▸ Written tasks:
1: In the blog post on blogging practices, edit the passage starting with "I’m not morally" and going on through "Google catch you?", replacing "Google" with "Bing".
2: According to the blog post on blogging practices, what is the writer's reason for not charging to publish guest posts?
3: Carry on the blog post on blogging practices from the point at which it stops.

▸ Page excerpt:

Do as I say, not what I do.
Or in this case, don’t do what I don’t do.
This is a bit of a self-righteous rant.
The impetus for it came from my wanting to blog about why I don’t charge for publishing guest posts on my sites. From there, it spiraled (or degenerated) into what it is.
Table of Contents
- 1. Sell dofollow links under the guise of publishing guest posts
- 2. Paginate for “cash grab” page views
- 3. Use Pretstitial ads
- 4. Badmouth display ads
- 5. Waste big bucks on website design
- 6. Waste time on custom page builders for blog post content
- 7. Format any content
- 8. Strive for perfection
- 9. Focus on building an email list
- Do you disagree with me?
Many bloggers and website publishers, including top-tier sites, charge hundreds of dollars for guest posts. This is a sneaky way of selling links. Whether it’s an “admin” fee or some other “fee”, it’s selling links.
I’m not morally opposed to the practice. If I thought it a good business practice, I’d do it as much as I could.
I don’t do it because Google doesn’t like it.
How will Google catch you?

▸ Records shown:

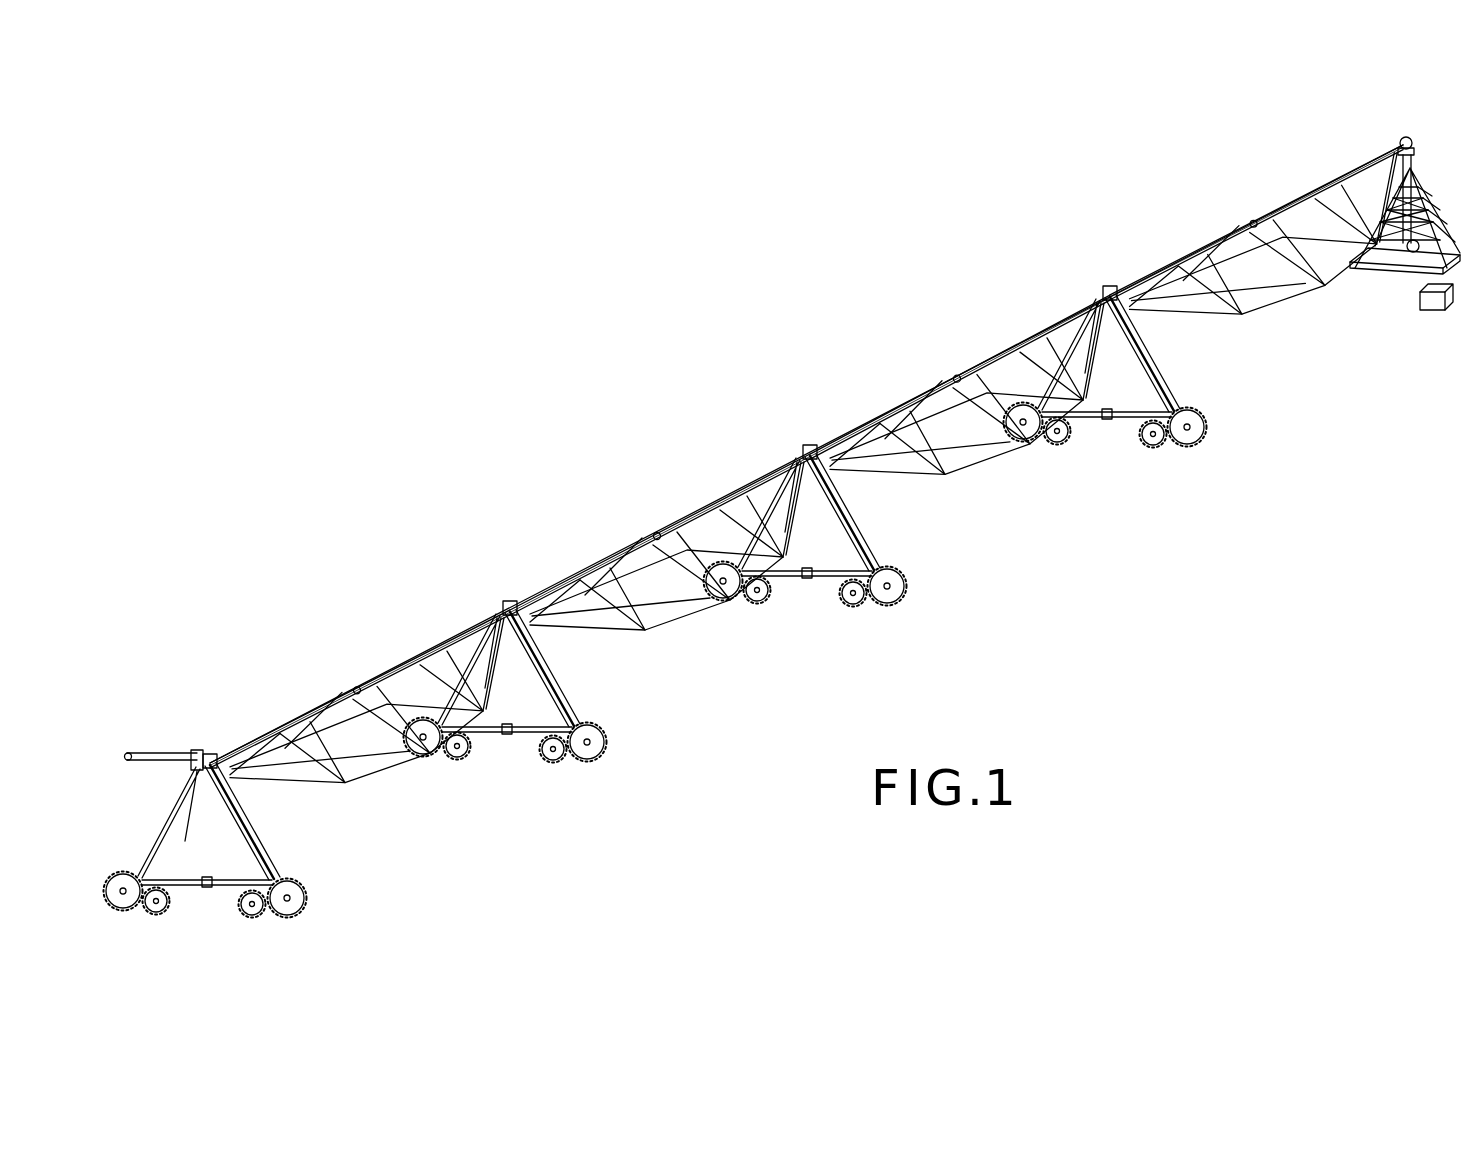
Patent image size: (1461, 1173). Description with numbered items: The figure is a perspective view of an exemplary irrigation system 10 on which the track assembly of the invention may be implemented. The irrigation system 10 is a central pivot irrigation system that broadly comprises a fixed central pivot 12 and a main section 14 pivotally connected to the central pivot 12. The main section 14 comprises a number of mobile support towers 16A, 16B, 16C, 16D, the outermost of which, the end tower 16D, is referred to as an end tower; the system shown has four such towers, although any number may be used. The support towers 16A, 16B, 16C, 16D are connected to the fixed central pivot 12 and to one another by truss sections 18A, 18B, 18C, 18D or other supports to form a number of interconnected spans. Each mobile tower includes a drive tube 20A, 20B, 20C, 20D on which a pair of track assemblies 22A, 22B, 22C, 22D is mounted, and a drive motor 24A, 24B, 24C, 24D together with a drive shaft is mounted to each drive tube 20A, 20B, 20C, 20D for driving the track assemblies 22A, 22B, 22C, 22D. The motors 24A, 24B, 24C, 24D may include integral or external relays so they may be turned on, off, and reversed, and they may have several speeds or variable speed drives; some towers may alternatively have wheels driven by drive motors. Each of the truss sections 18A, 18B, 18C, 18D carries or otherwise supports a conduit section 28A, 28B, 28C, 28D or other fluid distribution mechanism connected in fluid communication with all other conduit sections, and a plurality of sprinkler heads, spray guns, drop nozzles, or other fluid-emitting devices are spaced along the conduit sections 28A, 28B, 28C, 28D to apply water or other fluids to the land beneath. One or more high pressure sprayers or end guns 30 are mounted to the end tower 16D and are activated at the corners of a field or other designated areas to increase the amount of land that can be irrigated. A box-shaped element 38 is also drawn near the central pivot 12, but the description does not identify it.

The irrigation system 10 is at (783, 530).
The central pivot 12 is at (1443, 187).
The main section 14 is at (806, 451).
The mobile support tower 16A is at (1115, 268).
The mobile support tower 16B is at (820, 428).
The mobile support tower 16C is at (518, 586).
The end tower 16D is at (218, 742).
The truss section 18A is at (1237, 332).
The truss section 18B is at (960, 487).
The truss section 18C is at (655, 643).
The truss section 18D is at (382, 790).
The drive tube 20A is at (1133, 415).
The drive tube 20B is at (833, 574).
The drive tube 20C is at (533, 730).
The drive tube 20D is at (233, 886).
The track assemblies 22A is at (1198, 433).
The track assemblies 22B is at (898, 592).
The track assemblies 22C is at (598, 748).
The track assemblies 22D is at (298, 905).
The drive motor 24A is at (1110, 430).
The drive motor 24B is at (808, 588).
The drive motor 24C is at (508, 744).
The drive motor 24D is at (210, 897).
The conduit section 28A is at (1297, 190).
The conduit section 28B is at (1033, 335).
The conduit section 28C is at (697, 507).
The conduit section 28D is at (433, 645).
The end gun 30 is at (160, 753).
The control panel 38 is at (1427, 303).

▸ Responses in order:
1:
I’m not morally opposed to the practice. If I thought it a good business practice, I’d do it as much as I could.
I don’t do it because Bing doesn’t like it.
How will Bing catch you?

2: Google does not like the practice.

3:
It’s not likely a Google algo will catch you unless you’re an idiot and sell links to online casinos daily. Having 30% of your content about gambling when you’re in the Christianity niche is a bit of a giveaway, don’t you think? Ha ha, it’s a dead giveaway in any niche except gambling.
The real threat you need to worry about when schlepping links as guest posts is your competition. When your competition gets your email response “hey, awesome to hear from you. Send me $300 USD and I’ll get your guest post published immediately” they’ll send it on over to Larry Page, Sergey Brin and the gang.
I could sell links like those all day long on my bigger niche sites, but who needs the risk? A few thou a month isn’t worth getting chopped at the knees in search. It’s a classic case of penny wise, pound stupid.
If not your competition, some jealous wanna-be blogger will sabotage you.
The practice is risky.
Is it ever worth charging big bucks for guest posts?
If you have a high DA site with traffic but you don’t care what happens to it, sell the links. Turn it into a cash cow and milk it for links.
I don’t have such a site, but it’s not beyond the realm of possibility to end up with such a site. For example, if no matter what you throw at a DA 40 site, it can’t earn more than $500/mo., you could quadruple that revenue selling guest posts instantly.
2. Paginate for “cash grab” page views
Three days ago I couldn’t resist a native ad on CNN promising to show me the most dangerous roads in the world. The image was awesome. It was some insane road carved into a cliff thousands of feet high. You’d have to a have a death wish to drive it.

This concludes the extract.